_EXERCISE_. Convert the listing below, from its first line through the line containing "y-tick-label: 112.000 [2451, 327, 2532, 353]", into a numbered list that includes both ends and leaves out blank lines.

_EXTRACTED RECORDS_.

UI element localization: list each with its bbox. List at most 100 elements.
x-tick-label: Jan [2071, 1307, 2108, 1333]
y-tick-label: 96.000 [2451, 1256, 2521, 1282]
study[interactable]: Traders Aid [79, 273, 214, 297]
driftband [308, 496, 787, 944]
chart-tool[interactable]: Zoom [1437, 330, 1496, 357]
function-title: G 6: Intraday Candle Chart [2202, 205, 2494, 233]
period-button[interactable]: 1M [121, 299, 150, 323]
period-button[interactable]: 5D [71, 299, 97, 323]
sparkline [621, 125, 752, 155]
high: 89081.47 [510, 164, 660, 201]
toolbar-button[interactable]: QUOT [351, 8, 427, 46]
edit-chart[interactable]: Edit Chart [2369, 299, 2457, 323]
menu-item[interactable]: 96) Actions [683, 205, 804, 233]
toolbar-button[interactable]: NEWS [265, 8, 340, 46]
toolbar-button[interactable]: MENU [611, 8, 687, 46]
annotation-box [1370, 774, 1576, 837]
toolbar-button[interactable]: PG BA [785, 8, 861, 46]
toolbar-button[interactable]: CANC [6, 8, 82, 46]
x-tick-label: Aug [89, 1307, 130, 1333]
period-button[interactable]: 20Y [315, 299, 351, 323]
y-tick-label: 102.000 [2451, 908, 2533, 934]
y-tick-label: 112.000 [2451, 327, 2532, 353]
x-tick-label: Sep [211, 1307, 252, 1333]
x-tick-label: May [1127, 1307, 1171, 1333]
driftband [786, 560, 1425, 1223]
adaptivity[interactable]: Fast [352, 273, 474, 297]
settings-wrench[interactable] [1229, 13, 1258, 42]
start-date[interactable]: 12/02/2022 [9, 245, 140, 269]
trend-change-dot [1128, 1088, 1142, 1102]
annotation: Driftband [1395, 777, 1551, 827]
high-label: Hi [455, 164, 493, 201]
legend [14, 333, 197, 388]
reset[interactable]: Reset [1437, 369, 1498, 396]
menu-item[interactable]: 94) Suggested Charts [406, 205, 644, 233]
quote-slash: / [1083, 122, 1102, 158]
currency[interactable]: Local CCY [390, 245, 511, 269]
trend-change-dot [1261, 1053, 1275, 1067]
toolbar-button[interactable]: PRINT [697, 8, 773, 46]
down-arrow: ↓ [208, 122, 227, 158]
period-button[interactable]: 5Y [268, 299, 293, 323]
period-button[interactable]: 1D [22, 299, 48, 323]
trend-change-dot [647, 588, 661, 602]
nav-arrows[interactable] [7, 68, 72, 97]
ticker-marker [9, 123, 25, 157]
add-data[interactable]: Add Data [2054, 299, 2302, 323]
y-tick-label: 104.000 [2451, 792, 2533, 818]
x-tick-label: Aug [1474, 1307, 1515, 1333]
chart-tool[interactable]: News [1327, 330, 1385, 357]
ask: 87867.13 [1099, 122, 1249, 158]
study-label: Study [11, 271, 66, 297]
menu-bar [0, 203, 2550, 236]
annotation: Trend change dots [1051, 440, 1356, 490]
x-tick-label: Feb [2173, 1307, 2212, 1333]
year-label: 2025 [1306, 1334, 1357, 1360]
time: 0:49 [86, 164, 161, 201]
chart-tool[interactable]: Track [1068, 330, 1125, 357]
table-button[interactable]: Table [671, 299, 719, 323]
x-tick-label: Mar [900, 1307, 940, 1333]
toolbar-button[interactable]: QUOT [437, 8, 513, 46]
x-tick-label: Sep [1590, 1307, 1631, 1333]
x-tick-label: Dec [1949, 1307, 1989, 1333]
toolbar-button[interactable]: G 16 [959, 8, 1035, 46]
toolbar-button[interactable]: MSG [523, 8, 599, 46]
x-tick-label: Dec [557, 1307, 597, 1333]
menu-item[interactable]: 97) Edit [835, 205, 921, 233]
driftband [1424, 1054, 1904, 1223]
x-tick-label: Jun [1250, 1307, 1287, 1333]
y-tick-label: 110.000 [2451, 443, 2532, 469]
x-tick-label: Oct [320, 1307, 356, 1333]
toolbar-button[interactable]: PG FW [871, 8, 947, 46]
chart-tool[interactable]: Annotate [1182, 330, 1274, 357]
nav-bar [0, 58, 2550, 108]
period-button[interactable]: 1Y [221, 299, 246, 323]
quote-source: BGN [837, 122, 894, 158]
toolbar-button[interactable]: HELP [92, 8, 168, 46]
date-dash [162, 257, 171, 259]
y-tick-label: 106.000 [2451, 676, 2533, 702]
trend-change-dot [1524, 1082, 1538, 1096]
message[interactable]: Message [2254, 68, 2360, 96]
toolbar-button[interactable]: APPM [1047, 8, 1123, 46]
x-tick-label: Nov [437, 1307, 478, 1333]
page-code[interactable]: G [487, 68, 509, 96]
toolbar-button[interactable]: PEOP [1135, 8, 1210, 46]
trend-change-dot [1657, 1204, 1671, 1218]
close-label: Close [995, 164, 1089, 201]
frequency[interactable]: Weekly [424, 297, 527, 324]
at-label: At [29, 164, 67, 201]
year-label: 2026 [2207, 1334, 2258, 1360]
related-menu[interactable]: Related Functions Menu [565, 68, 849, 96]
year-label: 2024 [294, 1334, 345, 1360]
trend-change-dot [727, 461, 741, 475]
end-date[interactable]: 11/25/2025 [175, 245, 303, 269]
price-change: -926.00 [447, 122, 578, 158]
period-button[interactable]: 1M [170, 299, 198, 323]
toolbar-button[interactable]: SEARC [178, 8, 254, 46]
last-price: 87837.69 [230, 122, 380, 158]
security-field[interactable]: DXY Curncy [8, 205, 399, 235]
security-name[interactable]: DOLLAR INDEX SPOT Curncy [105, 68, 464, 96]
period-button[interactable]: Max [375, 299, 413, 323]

_EXERCISE ANSWER_.
1. UI element localization: list each with its bbox. List at most 100 elements.
2. x-tick-label: Jan [2071, 1307, 2108, 1333]
3. y-tick-label: 96.000 [2451, 1256, 2521, 1282]
4. study[interactable]: Traders Aid [79, 273, 214, 297]
5. driftband [308, 496, 787, 944]
6. chart-tool[interactable]: Zoom [1437, 330, 1496, 357]
7. function-title: G 6: Intraday Candle Chart [2202, 205, 2494, 233]
8. period-button[interactable]: 1M [121, 299, 150, 323]
9. period-button[interactable]: 5D [71, 299, 97, 323]
10. sparkline [621, 125, 752, 155]
11. high: 89081.47 [510, 164, 660, 201]
12. toolbar-button[interactable]: QUOT [351, 8, 427, 46]
13. edit-chart[interactable]: Edit Chart [2369, 299, 2457, 323]
14. menu-item[interactable]: 96) Actions [683, 205, 804, 233]
15. toolbar-button[interactable]: NEWS [265, 8, 340, 46]
16. toolbar-button[interactable]: MENU [611, 8, 687, 46]
17. annotation-box [1370, 774, 1576, 837]
18. toolbar-button[interactable]: PG BA [785, 8, 861, 46]
19. toolbar-button[interactable]: CANC [6, 8, 82, 46]
20. x-tick-label: Aug [89, 1307, 130, 1333]
21. period-button[interactable]: 20Y [315, 299, 351, 323]
22. y-tick-label: 102.000 [2451, 908, 2533, 934]
23. y-tick-label: 112.000 [2451, 327, 2532, 353]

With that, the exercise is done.